-- Data excerpts --
————————

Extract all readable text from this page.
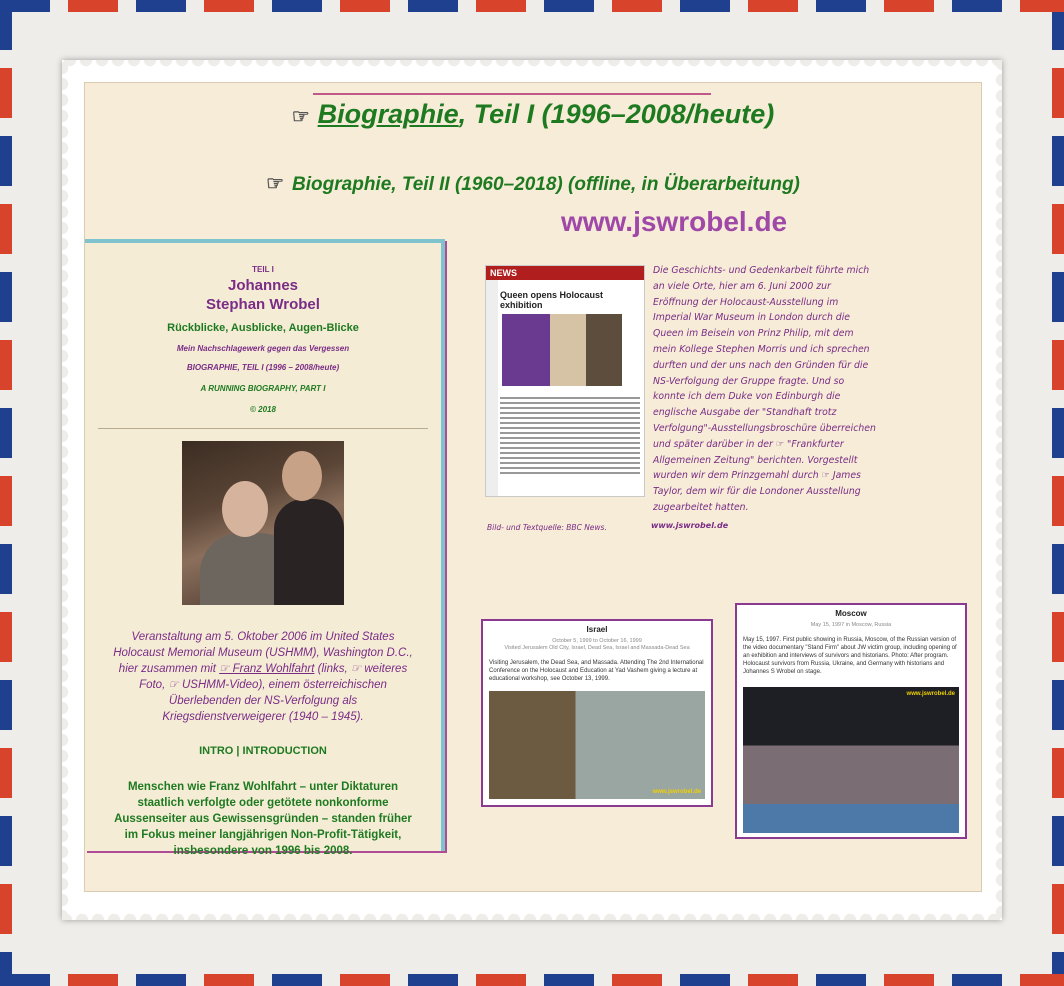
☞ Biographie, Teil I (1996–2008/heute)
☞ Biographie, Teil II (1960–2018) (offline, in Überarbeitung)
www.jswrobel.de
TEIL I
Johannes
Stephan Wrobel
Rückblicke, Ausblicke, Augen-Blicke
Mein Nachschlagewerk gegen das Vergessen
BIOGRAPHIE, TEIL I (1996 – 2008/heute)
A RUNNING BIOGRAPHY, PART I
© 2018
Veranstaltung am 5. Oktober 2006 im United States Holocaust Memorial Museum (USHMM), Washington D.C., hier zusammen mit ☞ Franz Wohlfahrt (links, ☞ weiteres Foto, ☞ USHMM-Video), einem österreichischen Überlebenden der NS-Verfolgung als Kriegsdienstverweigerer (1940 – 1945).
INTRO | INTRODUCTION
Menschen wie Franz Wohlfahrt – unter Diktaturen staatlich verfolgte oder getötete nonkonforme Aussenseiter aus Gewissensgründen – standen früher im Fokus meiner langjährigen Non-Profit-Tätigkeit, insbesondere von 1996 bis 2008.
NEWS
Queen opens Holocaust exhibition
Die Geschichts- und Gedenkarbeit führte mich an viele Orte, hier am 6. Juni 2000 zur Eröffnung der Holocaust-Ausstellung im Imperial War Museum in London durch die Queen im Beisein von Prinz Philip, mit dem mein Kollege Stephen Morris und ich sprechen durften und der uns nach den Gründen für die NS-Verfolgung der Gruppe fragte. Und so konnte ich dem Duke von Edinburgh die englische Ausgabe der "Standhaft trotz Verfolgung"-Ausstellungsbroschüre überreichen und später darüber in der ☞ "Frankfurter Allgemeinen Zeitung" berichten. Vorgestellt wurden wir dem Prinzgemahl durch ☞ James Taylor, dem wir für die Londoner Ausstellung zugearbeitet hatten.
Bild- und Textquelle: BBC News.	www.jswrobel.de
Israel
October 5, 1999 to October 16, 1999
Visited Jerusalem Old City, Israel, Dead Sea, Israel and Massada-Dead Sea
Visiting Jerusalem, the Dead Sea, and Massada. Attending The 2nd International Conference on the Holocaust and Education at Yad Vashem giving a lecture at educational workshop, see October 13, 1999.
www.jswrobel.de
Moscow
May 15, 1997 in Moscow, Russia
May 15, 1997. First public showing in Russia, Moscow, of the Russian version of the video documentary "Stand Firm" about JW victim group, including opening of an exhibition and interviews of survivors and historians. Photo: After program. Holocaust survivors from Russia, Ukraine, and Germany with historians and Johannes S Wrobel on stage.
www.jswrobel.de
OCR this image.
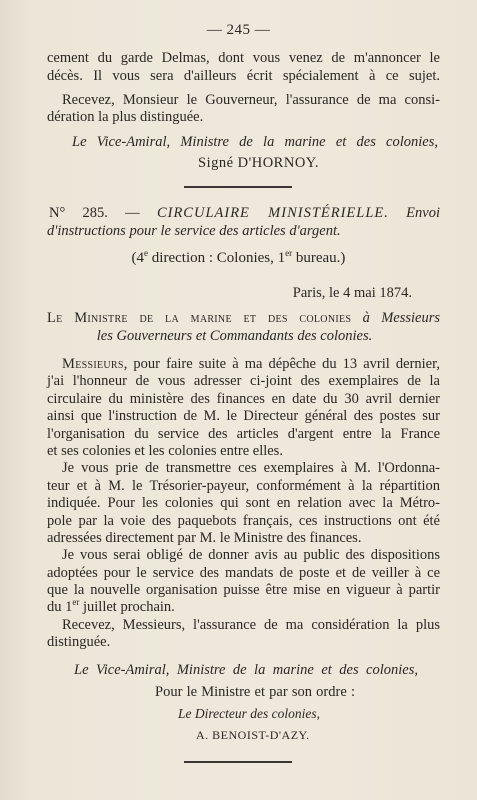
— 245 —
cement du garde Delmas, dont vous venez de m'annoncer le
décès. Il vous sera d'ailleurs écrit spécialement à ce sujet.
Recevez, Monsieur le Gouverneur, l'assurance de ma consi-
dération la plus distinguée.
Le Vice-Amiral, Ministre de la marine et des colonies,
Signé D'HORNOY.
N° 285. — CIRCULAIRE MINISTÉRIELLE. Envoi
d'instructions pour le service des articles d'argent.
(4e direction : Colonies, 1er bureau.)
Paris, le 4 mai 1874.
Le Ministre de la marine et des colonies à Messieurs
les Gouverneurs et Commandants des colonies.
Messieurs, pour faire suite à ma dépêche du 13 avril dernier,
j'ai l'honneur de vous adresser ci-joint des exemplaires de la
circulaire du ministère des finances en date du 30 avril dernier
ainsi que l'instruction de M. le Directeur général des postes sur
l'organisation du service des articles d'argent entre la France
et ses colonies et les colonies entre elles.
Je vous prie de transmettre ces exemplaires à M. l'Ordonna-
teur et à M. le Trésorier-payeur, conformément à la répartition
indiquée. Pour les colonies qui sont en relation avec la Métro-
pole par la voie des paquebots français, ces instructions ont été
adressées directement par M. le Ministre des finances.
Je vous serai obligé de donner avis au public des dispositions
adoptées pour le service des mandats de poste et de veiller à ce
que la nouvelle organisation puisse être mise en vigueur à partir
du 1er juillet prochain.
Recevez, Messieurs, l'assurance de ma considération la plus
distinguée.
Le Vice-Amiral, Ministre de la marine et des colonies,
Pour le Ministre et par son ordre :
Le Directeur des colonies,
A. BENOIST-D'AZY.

————————

-- Goal --
Answer with one number only: how many lines above contain the word "Franz".

-- Complete response --
2